Aim of the task>
Search the data for the word "Mouélic" and copy every line that contains it.

-- start of Exercise inputs --

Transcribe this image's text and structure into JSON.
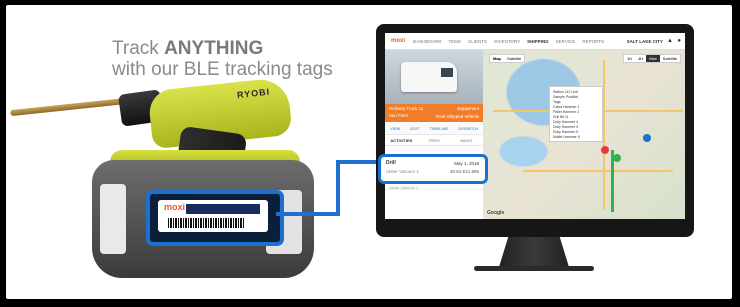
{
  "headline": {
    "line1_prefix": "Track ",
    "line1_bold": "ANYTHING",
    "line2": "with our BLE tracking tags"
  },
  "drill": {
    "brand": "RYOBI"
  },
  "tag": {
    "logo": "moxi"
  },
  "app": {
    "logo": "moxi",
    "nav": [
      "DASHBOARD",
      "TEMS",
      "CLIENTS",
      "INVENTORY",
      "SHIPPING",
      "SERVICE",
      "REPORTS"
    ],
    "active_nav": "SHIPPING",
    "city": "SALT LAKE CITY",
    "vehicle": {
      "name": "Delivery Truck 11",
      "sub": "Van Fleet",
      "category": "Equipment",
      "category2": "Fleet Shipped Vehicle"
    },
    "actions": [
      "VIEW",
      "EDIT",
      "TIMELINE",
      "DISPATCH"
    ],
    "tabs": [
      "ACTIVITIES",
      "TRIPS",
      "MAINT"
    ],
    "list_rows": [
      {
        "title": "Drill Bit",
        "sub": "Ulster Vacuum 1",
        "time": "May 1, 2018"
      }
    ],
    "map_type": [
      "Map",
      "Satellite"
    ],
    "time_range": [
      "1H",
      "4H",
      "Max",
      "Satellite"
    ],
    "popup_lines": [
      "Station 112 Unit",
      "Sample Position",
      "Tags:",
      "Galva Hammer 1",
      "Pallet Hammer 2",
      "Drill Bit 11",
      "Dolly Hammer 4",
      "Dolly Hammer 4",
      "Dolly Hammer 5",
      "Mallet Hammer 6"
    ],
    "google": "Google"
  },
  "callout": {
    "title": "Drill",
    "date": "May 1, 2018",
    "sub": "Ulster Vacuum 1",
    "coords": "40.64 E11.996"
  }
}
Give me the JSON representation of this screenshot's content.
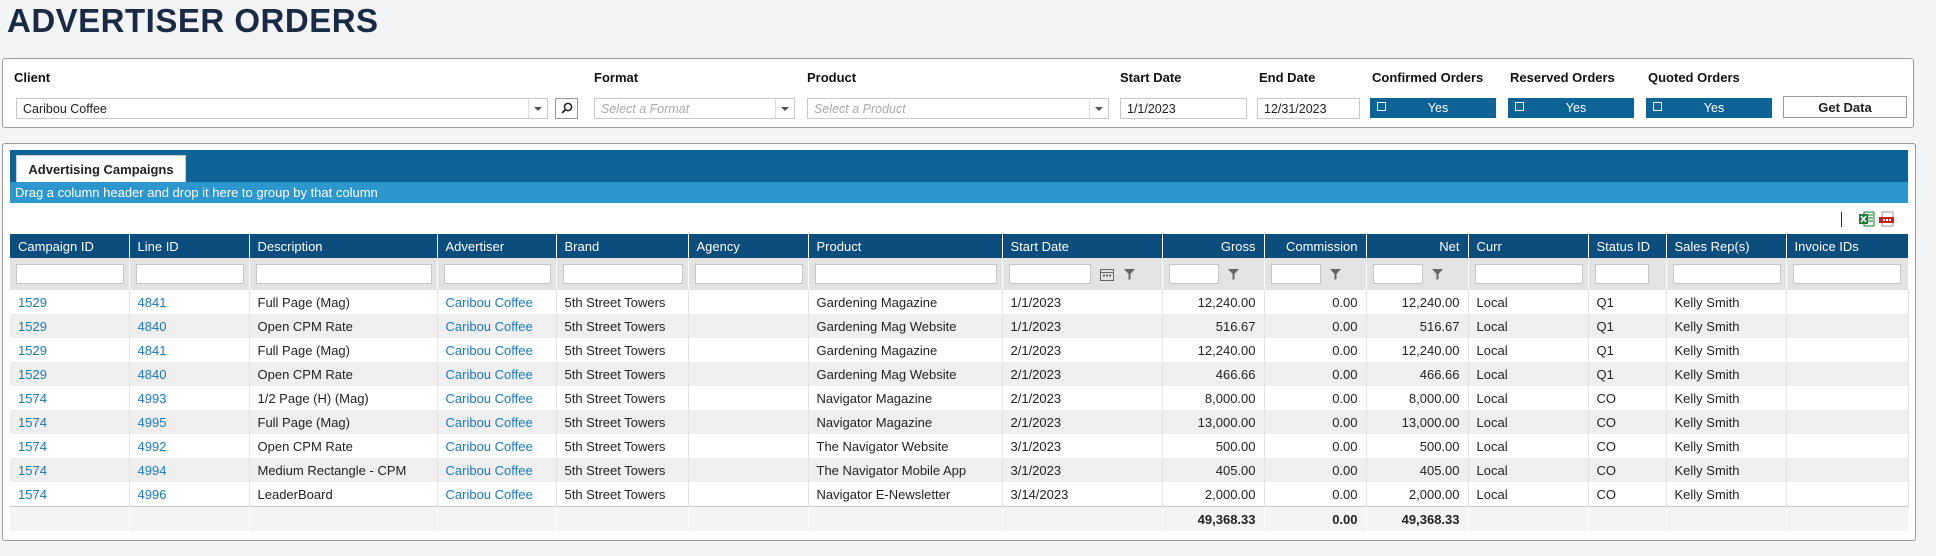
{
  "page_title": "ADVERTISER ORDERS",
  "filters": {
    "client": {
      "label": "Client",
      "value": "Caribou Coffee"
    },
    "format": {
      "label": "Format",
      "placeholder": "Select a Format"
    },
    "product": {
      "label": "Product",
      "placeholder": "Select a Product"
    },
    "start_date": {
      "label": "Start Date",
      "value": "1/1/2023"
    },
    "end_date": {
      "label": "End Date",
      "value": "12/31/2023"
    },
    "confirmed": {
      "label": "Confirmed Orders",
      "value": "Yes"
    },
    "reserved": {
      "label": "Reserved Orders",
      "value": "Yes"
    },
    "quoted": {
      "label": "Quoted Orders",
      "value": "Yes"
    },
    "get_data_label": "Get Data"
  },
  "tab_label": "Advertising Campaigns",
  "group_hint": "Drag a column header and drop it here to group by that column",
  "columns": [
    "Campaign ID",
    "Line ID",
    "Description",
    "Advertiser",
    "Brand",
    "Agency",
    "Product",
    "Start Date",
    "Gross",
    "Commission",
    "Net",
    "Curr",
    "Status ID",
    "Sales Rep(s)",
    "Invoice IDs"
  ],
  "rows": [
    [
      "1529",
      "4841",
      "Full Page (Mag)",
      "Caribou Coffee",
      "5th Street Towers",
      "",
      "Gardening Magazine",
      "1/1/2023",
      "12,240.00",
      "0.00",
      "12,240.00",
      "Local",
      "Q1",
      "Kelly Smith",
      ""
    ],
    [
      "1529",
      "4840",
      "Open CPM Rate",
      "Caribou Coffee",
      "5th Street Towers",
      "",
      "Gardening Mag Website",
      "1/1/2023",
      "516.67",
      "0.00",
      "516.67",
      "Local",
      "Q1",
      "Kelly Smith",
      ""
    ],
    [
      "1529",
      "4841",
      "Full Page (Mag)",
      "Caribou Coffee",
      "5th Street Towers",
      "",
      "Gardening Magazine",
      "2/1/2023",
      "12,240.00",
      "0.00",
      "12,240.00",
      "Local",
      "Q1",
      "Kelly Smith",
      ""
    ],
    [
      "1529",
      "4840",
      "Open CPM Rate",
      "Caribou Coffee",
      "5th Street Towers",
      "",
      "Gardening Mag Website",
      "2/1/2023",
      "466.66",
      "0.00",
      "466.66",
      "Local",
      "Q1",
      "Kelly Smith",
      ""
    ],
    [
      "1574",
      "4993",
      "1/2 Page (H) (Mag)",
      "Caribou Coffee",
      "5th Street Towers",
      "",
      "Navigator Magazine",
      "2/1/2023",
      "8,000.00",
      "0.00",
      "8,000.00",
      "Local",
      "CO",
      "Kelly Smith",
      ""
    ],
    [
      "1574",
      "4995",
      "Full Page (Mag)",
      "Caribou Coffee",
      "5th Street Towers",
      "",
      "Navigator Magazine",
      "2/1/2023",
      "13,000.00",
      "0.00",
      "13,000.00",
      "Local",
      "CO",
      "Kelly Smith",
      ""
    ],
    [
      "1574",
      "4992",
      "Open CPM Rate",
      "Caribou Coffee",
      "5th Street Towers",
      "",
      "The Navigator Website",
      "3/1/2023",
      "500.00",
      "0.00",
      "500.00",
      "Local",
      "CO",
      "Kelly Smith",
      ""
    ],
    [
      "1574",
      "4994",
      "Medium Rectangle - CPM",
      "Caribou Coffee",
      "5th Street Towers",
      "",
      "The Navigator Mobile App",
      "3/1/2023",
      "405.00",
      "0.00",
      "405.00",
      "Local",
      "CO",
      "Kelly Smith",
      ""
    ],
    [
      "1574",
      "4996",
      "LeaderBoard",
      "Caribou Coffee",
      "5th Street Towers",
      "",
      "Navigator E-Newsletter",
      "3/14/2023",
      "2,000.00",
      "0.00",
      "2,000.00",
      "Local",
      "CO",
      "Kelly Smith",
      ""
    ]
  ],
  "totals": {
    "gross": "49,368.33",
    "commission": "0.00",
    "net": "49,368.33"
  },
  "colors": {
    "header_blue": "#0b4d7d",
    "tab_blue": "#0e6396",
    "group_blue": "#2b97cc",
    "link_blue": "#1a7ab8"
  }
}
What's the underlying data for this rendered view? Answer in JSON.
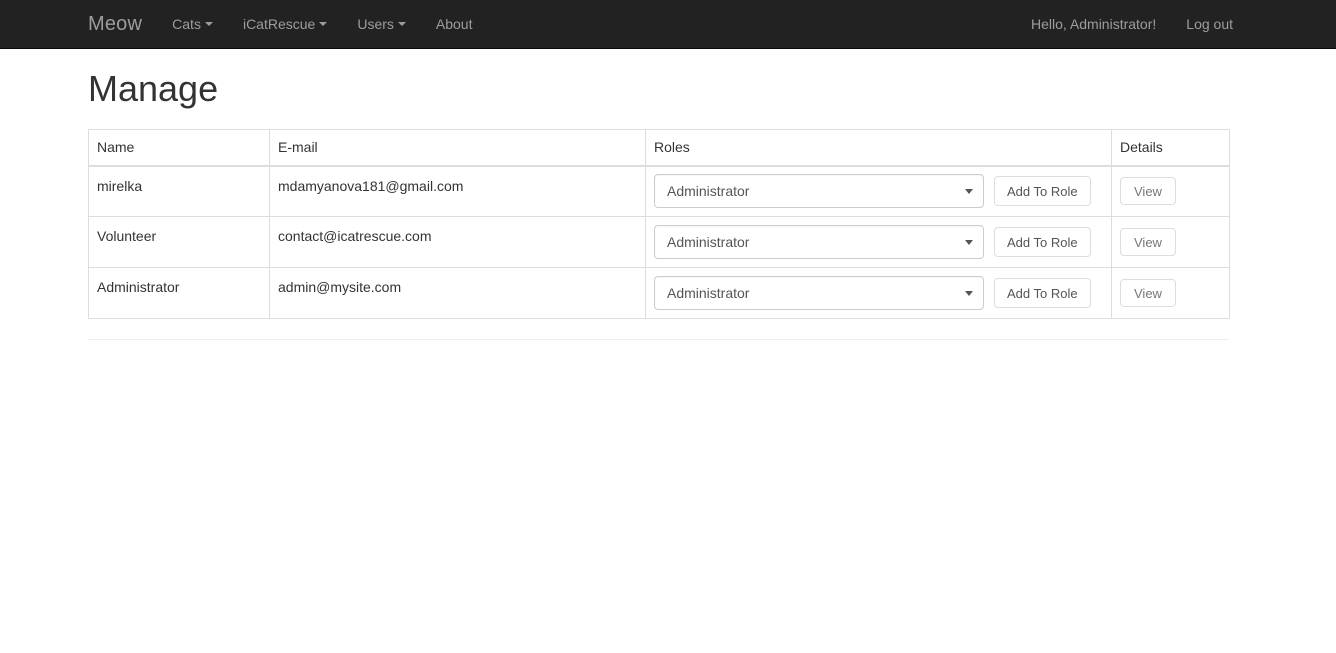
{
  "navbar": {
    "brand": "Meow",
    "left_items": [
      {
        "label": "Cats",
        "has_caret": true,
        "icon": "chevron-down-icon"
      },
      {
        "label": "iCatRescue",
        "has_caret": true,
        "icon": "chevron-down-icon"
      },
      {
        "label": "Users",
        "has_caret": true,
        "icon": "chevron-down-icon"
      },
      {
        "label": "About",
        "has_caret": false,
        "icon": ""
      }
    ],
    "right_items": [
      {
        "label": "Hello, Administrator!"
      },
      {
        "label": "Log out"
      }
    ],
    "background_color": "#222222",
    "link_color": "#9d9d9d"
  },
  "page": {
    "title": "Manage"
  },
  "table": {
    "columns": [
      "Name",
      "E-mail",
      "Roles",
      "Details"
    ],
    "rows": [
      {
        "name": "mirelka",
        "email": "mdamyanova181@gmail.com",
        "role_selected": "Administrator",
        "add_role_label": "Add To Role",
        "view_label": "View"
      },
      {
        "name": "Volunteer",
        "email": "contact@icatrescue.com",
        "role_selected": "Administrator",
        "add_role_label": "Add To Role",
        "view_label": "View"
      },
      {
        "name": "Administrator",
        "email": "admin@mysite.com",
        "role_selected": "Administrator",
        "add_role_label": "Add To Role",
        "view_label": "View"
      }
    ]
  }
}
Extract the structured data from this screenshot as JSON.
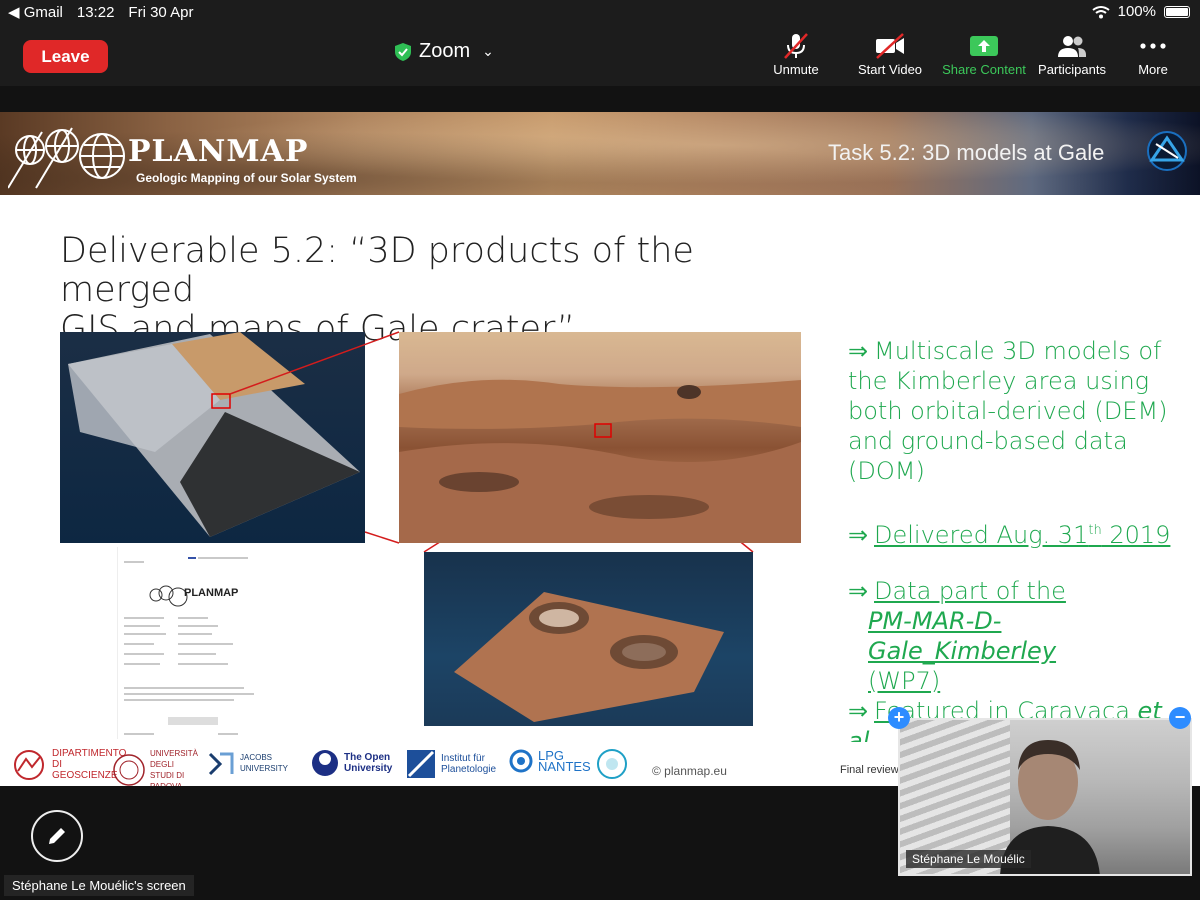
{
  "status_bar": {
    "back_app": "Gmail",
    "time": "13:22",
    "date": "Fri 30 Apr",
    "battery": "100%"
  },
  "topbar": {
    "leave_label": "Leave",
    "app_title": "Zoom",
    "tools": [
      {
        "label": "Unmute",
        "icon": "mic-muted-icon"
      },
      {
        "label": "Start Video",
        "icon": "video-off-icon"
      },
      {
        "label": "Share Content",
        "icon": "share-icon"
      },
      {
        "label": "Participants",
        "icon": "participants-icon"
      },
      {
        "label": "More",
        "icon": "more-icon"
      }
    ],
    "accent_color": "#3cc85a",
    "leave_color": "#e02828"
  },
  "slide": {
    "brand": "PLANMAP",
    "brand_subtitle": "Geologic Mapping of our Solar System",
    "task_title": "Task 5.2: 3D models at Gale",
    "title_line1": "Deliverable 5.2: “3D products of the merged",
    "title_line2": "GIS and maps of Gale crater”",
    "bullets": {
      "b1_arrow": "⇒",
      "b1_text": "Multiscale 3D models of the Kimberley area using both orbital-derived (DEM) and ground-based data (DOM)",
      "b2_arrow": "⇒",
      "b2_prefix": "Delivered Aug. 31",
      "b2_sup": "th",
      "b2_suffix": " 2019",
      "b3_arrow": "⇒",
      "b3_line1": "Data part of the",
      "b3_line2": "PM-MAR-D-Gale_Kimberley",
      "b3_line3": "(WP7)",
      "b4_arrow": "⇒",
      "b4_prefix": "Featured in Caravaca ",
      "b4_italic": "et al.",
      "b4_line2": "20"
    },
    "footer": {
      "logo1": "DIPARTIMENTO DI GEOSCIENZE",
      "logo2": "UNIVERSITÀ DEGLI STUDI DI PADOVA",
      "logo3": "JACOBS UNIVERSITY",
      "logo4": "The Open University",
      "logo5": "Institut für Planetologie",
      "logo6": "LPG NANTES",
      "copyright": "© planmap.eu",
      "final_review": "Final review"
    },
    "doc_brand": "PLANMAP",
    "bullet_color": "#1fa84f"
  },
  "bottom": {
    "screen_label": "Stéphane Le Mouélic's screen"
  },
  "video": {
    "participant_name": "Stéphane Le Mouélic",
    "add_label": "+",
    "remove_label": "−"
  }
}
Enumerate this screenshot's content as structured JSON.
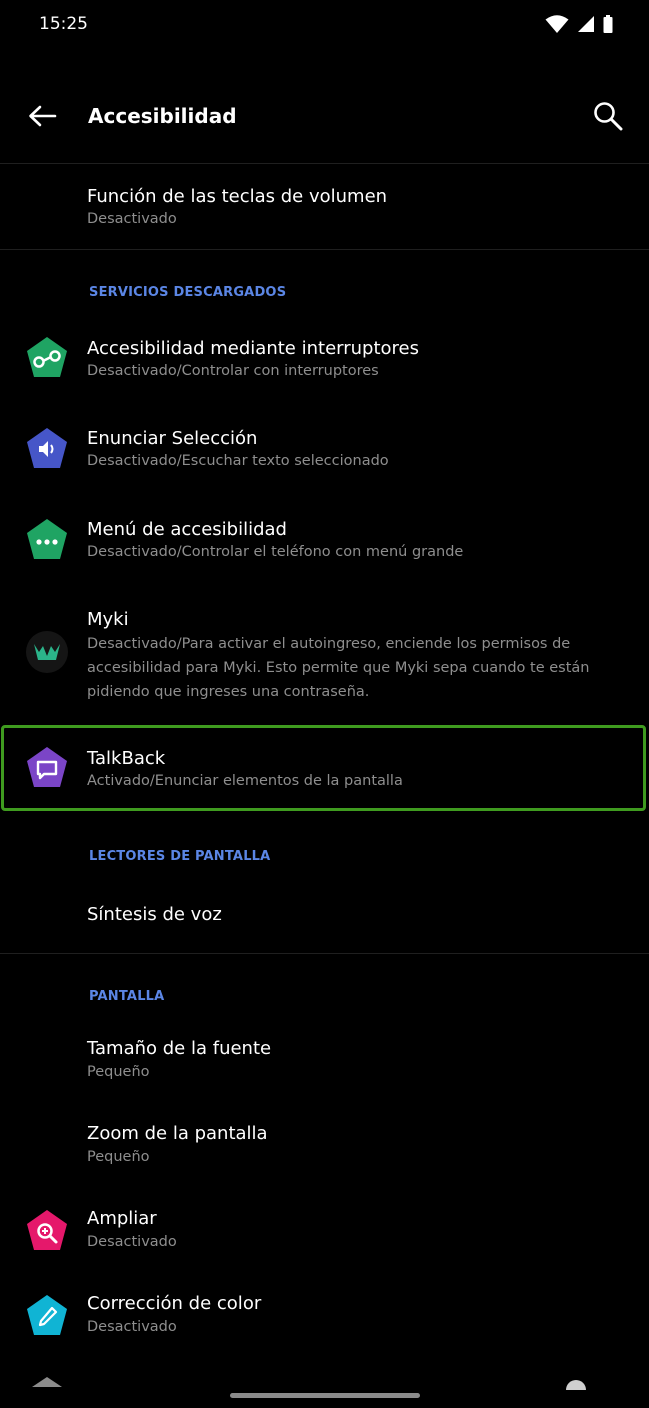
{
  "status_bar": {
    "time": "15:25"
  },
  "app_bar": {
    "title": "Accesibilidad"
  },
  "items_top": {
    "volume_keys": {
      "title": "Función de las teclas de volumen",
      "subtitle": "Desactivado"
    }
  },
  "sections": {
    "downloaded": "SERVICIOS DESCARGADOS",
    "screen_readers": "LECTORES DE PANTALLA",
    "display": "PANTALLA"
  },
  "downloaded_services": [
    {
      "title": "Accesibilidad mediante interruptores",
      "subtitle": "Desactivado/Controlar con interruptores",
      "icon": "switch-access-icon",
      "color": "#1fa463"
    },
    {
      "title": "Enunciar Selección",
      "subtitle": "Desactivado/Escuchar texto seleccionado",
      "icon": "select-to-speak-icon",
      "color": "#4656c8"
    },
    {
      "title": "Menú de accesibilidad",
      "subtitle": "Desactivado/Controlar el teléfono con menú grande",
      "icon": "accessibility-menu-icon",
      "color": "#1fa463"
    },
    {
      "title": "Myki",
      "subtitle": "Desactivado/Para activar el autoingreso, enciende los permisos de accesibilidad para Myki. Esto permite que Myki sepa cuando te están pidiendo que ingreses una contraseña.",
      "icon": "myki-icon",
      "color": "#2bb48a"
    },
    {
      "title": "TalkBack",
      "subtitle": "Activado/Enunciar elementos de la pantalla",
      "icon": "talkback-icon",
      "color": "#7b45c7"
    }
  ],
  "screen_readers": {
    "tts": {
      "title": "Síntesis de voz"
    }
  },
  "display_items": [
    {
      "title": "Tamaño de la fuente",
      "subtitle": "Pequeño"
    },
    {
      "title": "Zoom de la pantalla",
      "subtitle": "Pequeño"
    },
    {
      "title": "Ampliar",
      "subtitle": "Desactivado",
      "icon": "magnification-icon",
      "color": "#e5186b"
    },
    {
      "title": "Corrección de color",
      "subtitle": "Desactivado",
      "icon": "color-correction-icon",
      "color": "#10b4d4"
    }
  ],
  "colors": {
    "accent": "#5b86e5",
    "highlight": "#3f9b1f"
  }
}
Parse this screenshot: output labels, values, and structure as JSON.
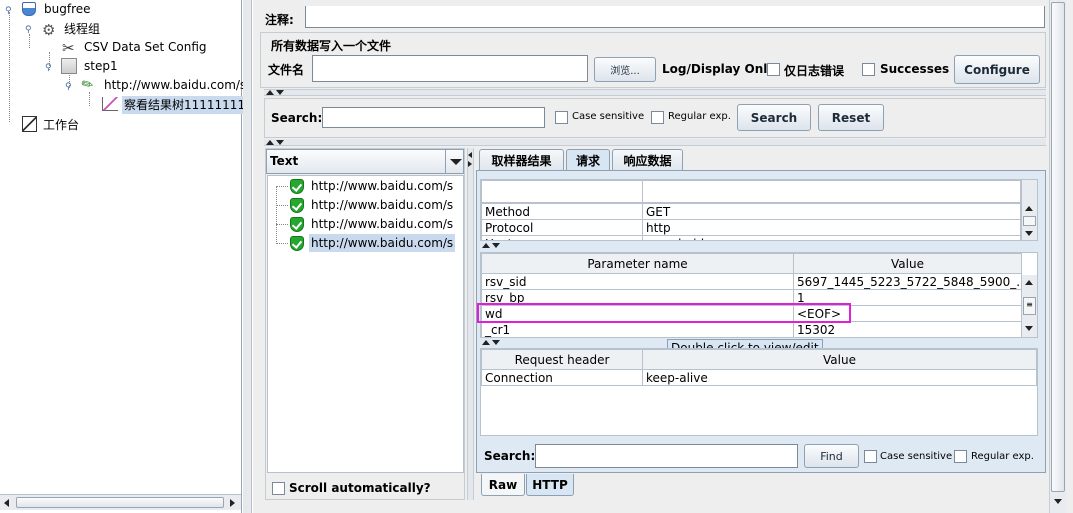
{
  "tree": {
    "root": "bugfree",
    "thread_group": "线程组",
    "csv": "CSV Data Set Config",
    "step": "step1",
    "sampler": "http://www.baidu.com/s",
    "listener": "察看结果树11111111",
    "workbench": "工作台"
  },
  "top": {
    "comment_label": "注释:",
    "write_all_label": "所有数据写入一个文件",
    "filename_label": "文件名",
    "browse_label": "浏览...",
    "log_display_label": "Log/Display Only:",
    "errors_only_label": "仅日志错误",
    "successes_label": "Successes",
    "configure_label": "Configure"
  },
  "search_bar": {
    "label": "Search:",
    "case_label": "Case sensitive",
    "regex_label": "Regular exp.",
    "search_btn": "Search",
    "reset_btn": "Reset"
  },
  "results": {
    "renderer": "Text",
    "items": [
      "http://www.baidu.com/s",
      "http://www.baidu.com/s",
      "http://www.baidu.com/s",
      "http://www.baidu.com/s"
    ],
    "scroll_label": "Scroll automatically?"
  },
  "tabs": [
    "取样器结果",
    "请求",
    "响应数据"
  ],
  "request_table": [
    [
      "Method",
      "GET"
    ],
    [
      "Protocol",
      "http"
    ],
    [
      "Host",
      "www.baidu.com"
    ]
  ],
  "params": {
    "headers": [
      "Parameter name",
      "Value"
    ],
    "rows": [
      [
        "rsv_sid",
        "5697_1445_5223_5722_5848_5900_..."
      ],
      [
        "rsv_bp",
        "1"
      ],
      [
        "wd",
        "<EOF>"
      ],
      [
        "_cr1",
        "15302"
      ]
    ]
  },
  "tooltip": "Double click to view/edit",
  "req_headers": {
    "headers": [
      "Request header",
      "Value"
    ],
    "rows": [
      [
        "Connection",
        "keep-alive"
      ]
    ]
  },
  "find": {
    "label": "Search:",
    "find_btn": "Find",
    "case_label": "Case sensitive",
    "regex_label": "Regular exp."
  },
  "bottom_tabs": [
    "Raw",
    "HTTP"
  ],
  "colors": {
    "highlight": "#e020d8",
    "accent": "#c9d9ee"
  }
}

-- end of Exercise inputs --

Reply to the task>
    "screen_label": "Stéphane Le Mouélic's screen"
    "participant_name": "Stéphane Le Mouélic",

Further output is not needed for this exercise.